BEGIN Supplied material
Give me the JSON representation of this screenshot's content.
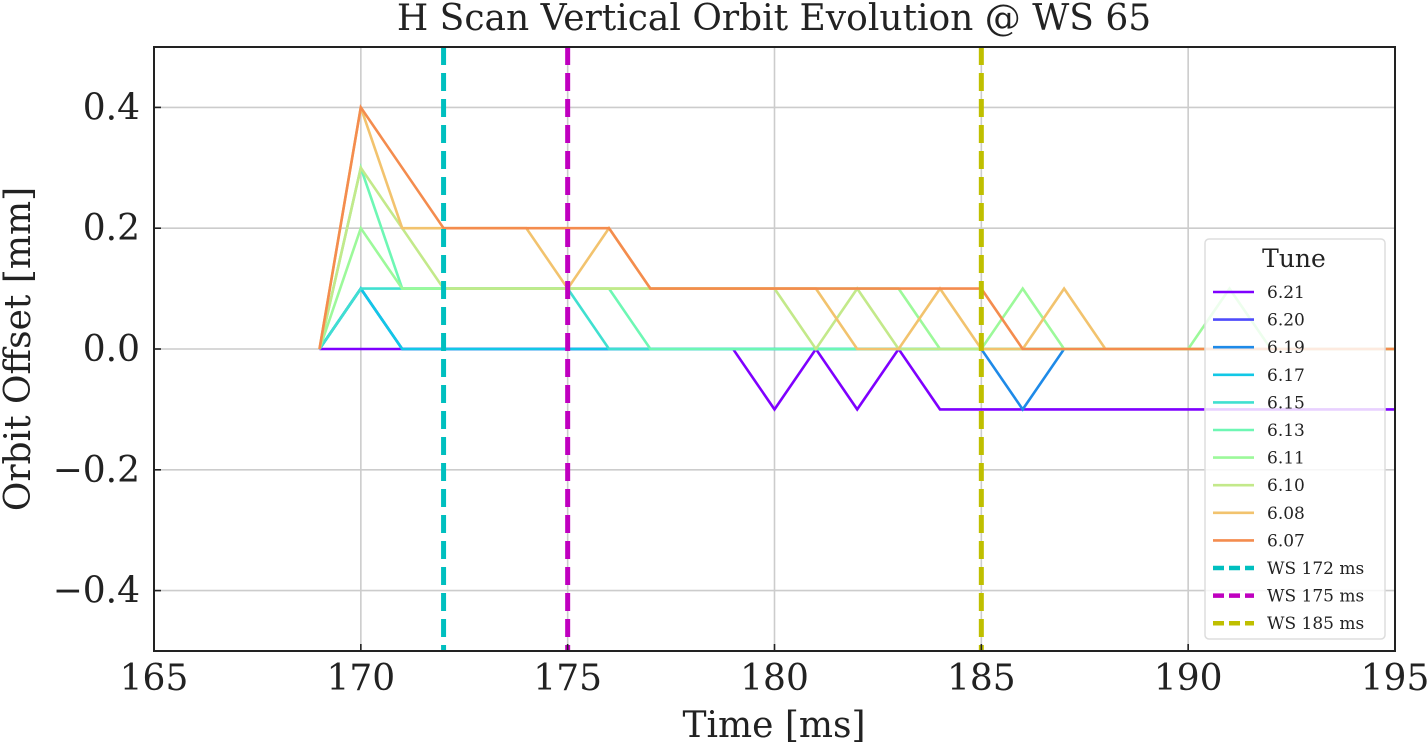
{
  "chart_data": {
    "type": "line",
    "title": "H Scan Vertical Orbit Evolution @ WS 65",
    "xlabel": "Time [ms]",
    "ylabel": "Orbit Offset [mm]",
    "xlim": [
      165,
      195
    ],
    "ylim": [
      -0.5,
      0.5
    ],
    "xticks": [
      165,
      170,
      175,
      180,
      185,
      190,
      195
    ],
    "xtick_labels": [
      "165",
      "170",
      "175",
      "180",
      "185",
      "190",
      "195"
    ],
    "yticks": [
      -0.4,
      -0.2,
      0.0,
      0.2,
      0.4
    ],
    "ytick_labels": [
      "−0.4",
      "−0.2",
      "0.0",
      "0.2",
      "0.4"
    ],
    "grid": true,
    "legend": {
      "title": "Tune",
      "placement": "right"
    },
    "series": [
      {
        "name": "6.21",
        "color": "#7f00ff",
        "x": [
          169,
          170,
          171,
          172,
          173,
          174,
          175,
          176,
          177,
          178,
          179,
          180,
          181,
          182,
          183,
          184,
          185,
          186,
          187,
          188,
          189,
          190,
          191,
          192,
          193,
          194,
          195
        ],
        "y": [
          0,
          0,
          0,
          0,
          0,
          0,
          0,
          0,
          0,
          0,
          0,
          -0.1,
          0,
          -0.1,
          0,
          -0.1,
          -0.1,
          -0.1,
          -0.1,
          -0.1,
          -0.1,
          -0.1,
          -0.1,
          -0.1,
          -0.1,
          -0.1,
          -0.1
        ]
      },
      {
        "name": "6.20",
        "color": "#4f4cfb",
        "x": [
          169,
          170,
          171,
          172,
          173,
          174,
          175,
          176,
          177,
          178,
          179,
          180,
          181,
          182,
          183,
          184,
          185,
          186,
          187,
          188,
          189,
          190,
          191,
          192,
          193,
          194,
          195
        ],
        "y": [
          0,
          0.1,
          0,
          0,
          0,
          0,
          0,
          0,
          0,
          0,
          0,
          0,
          0,
          0,
          0,
          0,
          0,
          0,
          0,
          0,
          0,
          0,
          0,
          0,
          0,
          0,
          0
        ]
      },
      {
        "name": "6.19",
        "color": "#1e8ae8",
        "x": [
          169,
          170,
          171,
          172,
          173,
          174,
          175,
          176,
          177,
          178,
          179,
          180,
          181,
          182,
          183,
          184,
          185,
          186,
          187,
          188,
          189,
          190,
          191,
          192,
          193,
          194,
          195
        ],
        "y": [
          0,
          0.1,
          0,
          0,
          0,
          0,
          0,
          0,
          0,
          0,
          0,
          0,
          0,
          0,
          0,
          0,
          0,
          -0.1,
          0,
          0,
          0,
          0,
          0,
          0,
          0,
          0,
          0
        ]
      },
      {
        "name": "6.17",
        "color": "#12c8e6",
        "x": [
          169,
          170,
          171,
          172,
          173,
          174,
          175,
          176,
          177,
          178,
          179,
          180,
          181,
          182,
          183,
          184,
          185,
          186,
          187,
          188,
          189,
          190,
          191,
          192,
          193,
          194,
          195
        ],
        "y": [
          0,
          0.1,
          0,
          0,
          0,
          0,
          0,
          0,
          0,
          0,
          0,
          0,
          0,
          0,
          0,
          0,
          0,
          0,
          0,
          0,
          0,
          0,
          0,
          0,
          0,
          0,
          0
        ]
      },
      {
        "name": "6.15",
        "color": "#40e0d0",
        "x": [
          169,
          170,
          171,
          172,
          173,
          174,
          175,
          176,
          177,
          178,
          179,
          180,
          181,
          182,
          183,
          184,
          185,
          186,
          187,
          188,
          189,
          190,
          191,
          192,
          193,
          194,
          195
        ],
        "y": [
          0,
          0.1,
          0.1,
          0.1,
          0.1,
          0.1,
          0.1,
          0,
          0,
          0,
          0,
          0,
          0,
          0,
          0,
          0,
          0,
          0,
          0,
          0,
          0,
          0,
          0,
          0,
          0,
          0,
          0
        ]
      },
      {
        "name": "6.13",
        "color": "#6ef7b4",
        "x": [
          169,
          170,
          171,
          172,
          173,
          174,
          175,
          176,
          177,
          178,
          179,
          180,
          181,
          182,
          183,
          184,
          185,
          186,
          187,
          188,
          189,
          190,
          191,
          192,
          193,
          194,
          195
        ],
        "y": [
          0,
          0.3,
          0.1,
          0.1,
          0.1,
          0.1,
          0.1,
          0.1,
          0,
          0,
          0,
          0,
          0,
          0,
          0,
          0,
          0,
          0,
          0,
          0,
          0,
          0,
          0,
          0,
          0,
          0,
          0
        ]
      },
      {
        "name": "6.11",
        "color": "#9cf99a",
        "x": [
          169,
          170,
          171,
          172,
          173,
          174,
          175,
          176,
          177,
          178,
          179,
          180,
          181,
          182,
          183,
          184,
          185,
          186,
          187,
          188,
          189,
          190,
          191,
          192,
          193,
          194,
          195
        ],
        "y": [
          0,
          0.2,
          0.1,
          0.1,
          0.1,
          0.1,
          0.1,
          0.1,
          0.1,
          0.1,
          0.1,
          0.1,
          0.1,
          0.1,
          0.1,
          0,
          0,
          0.1,
          0,
          0,
          0,
          0,
          0.1,
          0,
          0,
          0,
          0
        ]
      },
      {
        "name": "6.10",
        "color": "#c3e98a",
        "x": [
          169,
          170,
          171,
          172,
          173,
          174,
          175,
          176,
          177,
          178,
          179,
          180,
          181,
          182,
          183,
          184,
          185,
          186,
          187,
          188,
          189,
          190,
          191,
          192,
          193,
          194,
          195
        ],
        "y": [
          0,
          0.3,
          0.2,
          0.1,
          0.1,
          0.1,
          0.1,
          0.1,
          0.1,
          0.1,
          0.1,
          0.1,
          0,
          0.1,
          0,
          0,
          0,
          0,
          0,
          0,
          0,
          0,
          0,
          0,
          0,
          0,
          0
        ]
      },
      {
        "name": "6.08",
        "color": "#f2c36e",
        "x": [
          169,
          170,
          171,
          172,
          173,
          174,
          175,
          176,
          177,
          178,
          179,
          180,
          181,
          182,
          183,
          184,
          185,
          186,
          187,
          188,
          189,
          190,
          191,
          192,
          193,
          194,
          195
        ],
        "y": [
          0,
          0.4,
          0.2,
          0.2,
          0.2,
          0.2,
          0.1,
          0.2,
          0.1,
          0.1,
          0.1,
          0.1,
          0.1,
          0,
          0,
          0.1,
          0,
          0,
          0.1,
          0,
          0,
          0,
          0,
          0,
          0,
          0,
          0
        ]
      },
      {
        "name": "6.07",
        "color": "#f48c4e",
        "x": [
          169,
          170,
          171,
          172,
          173,
          174,
          175,
          176,
          177,
          178,
          179,
          180,
          181,
          182,
          183,
          184,
          185,
          186,
          187,
          188,
          189,
          190,
          191,
          192,
          193,
          194,
          195
        ],
        "y": [
          0,
          0.4,
          0.3,
          0.2,
          0.2,
          0.2,
          0.2,
          0.2,
          0.1,
          0.1,
          0.1,
          0.1,
          0.1,
          0.1,
          0.1,
          0.1,
          0.1,
          0,
          0,
          0,
          0,
          0,
          0,
          0,
          0,
          0,
          0
        ]
      }
    ],
    "vlines": [
      {
        "name": "WS 172 ms",
        "x": 172,
        "color": "#00bfbf"
      },
      {
        "name": "WS 175 ms",
        "x": 175,
        "color": "#bf00bf"
      },
      {
        "name": "WS 185 ms",
        "x": 185,
        "color": "#bfbf00"
      }
    ]
  }
}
END Supplied material
# Job:
Find all lines with "title" in them and copy each one.

# Problem solution:
    "title": "H Scan Vertical Orbit Evolution @ WS 65",
      "title": "Tune",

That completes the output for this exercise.